SET EXERCISE: Pull every line that holds the word "Guests" from the entries.

--- STORED RECORDS ---

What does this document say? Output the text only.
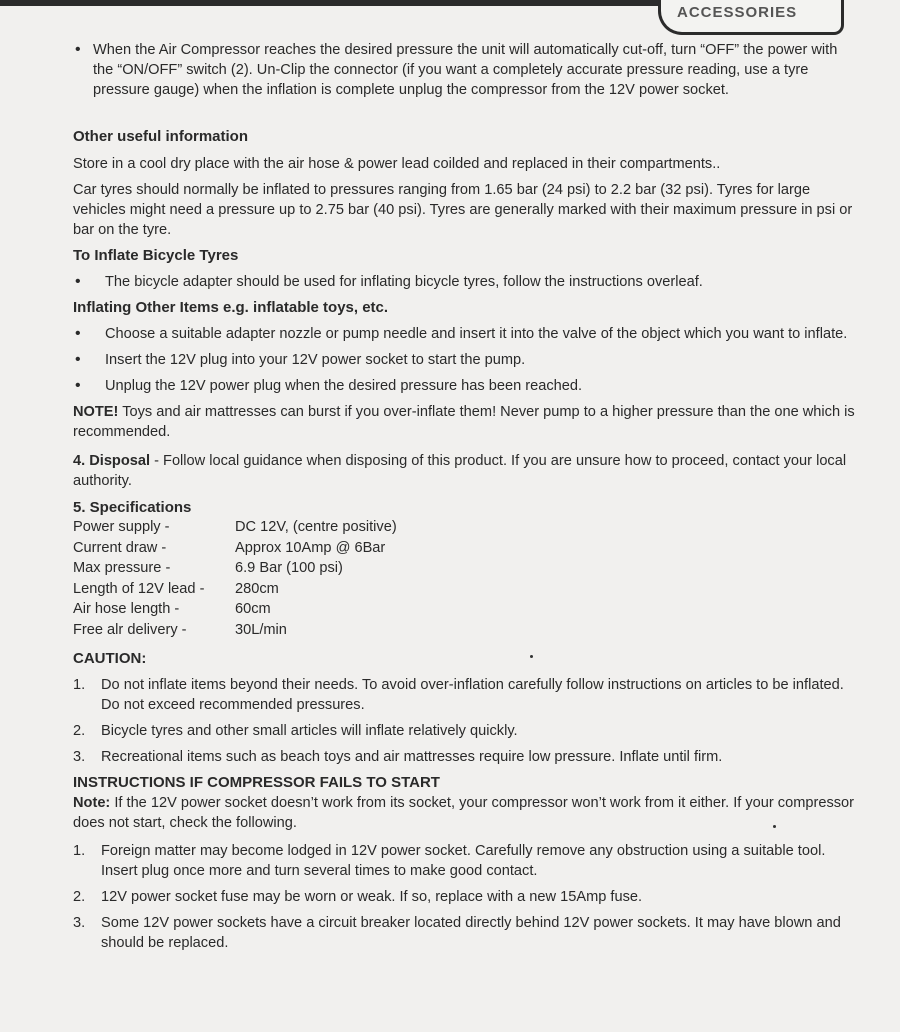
ACCESSORIES

• When the Air Compressor reaches the desired pressure the unit will automatically cut-off, turn “OFF” the power with the “ON/OFF” switch (2). Un-Clip the connector (if you want a completely accurate pressure reading, use a tyre pressure gauge) when the inflation is complete unplug the compressor from the 12V power socket.

Other useful information

Store in a cool dry place with the air hose & power lead coilded and replaced in their compartments..

Car tyres should normally be inflated to pressures ranging from 1.65 bar (24 psi) to 2.2 bar (32 psi). Tyres for large vehicles might need a pressure up to 2.75 bar (40 psi). Tyres are generally marked with their maximum pressure in psi or bar on the tyre.

To Inflate Bicycle Tyres

• The bicycle adapter should be used for inflating bicycle tyres, follow the instructions overleaf.

Inflating Other Items e.g. inflatable toys, etc.

• Choose a suitable adapter nozzle or pump needle and insert it into the valve of the object which you want to inflate.

• Insert the 12V plug into your 12V power socket to start the pump.

• Unplug the 12V power plug when the desired pressure has been reached.

NOTE! Toys and air mattresses can burst if you over-inflate them! Never pump to a higher pressure than the one which is recommended.

4. Disposal - Follow local guidance when disposing of this product. If you are unsure how to proceed, contact your local authority.

5. Specifications

Power supply -	DC 12V, (centre positive)
Current draw -	Approx 10Amp @ 6Bar
Max pressure -	6.9 Bar (100 psi)
Length of 12V lead -	280cm
Air hose length -	60cm
Free alr delivery -	30L/min

CAUTION:

1. Do not inflate items beyond their needs. To avoid over-inflation carefully follow instructions on articles to be inflated. Do not exceed recommended pressures.
2. Bicycle tyres and other small articles will inflate relatively quickly.
3. Recreational items such as beach toys and air mattresses require low pressure. Inflate until firm.

INSTRUCTIONS IF COMPRESSOR FAILS TO START

Note: If the 12V power socket doesn’t work from its socket, your compressor won’t work from it either. If your compressor does not start, check the following.

1. Foreign matter may become lodged in 12V power socket. Carefully remove any obstruction using a suitable tool. Insert plug once more and turn several times to make good contact.
2. 12V power socket fuse may be worn or weak. If so, replace with a new 15Amp fuse.
3. Some 12V power sockets have a circuit breaker located directly behind 12V power sockets. It may have blown and should be replaced.
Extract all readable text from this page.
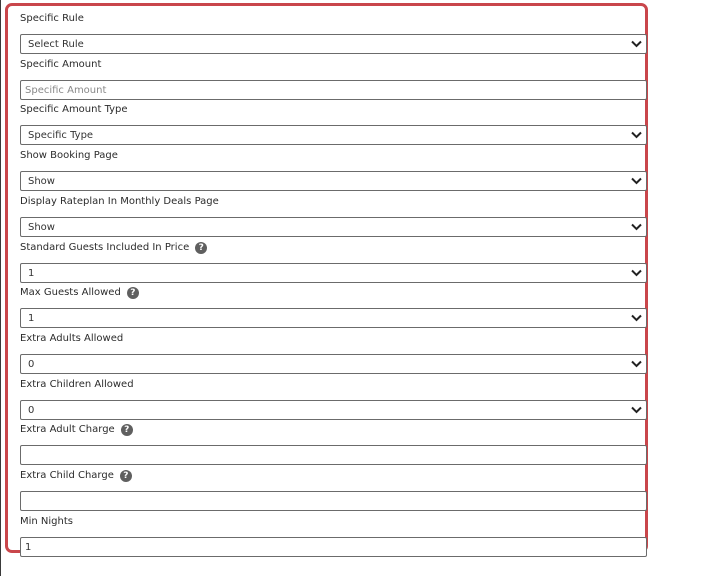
Specific Rule
Select Rule
Specific Amount
Specific Amount
Specific Amount Type
Specific Type
Show Booking Page
Show
Display Rateplan In Monthly Deals Page
Show
Standard Guests Included In Price	?
1
Max Guests Allowed	?
1
Extra Adults Allowed
0
Extra Children Allowed
0
Extra Adult Charge	?
Extra Child Charge	?
Min Nights
1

---

SOLUTION TO THE PROBLEM:
Standard Guests Included In Price	?
Max Guests Allowed	?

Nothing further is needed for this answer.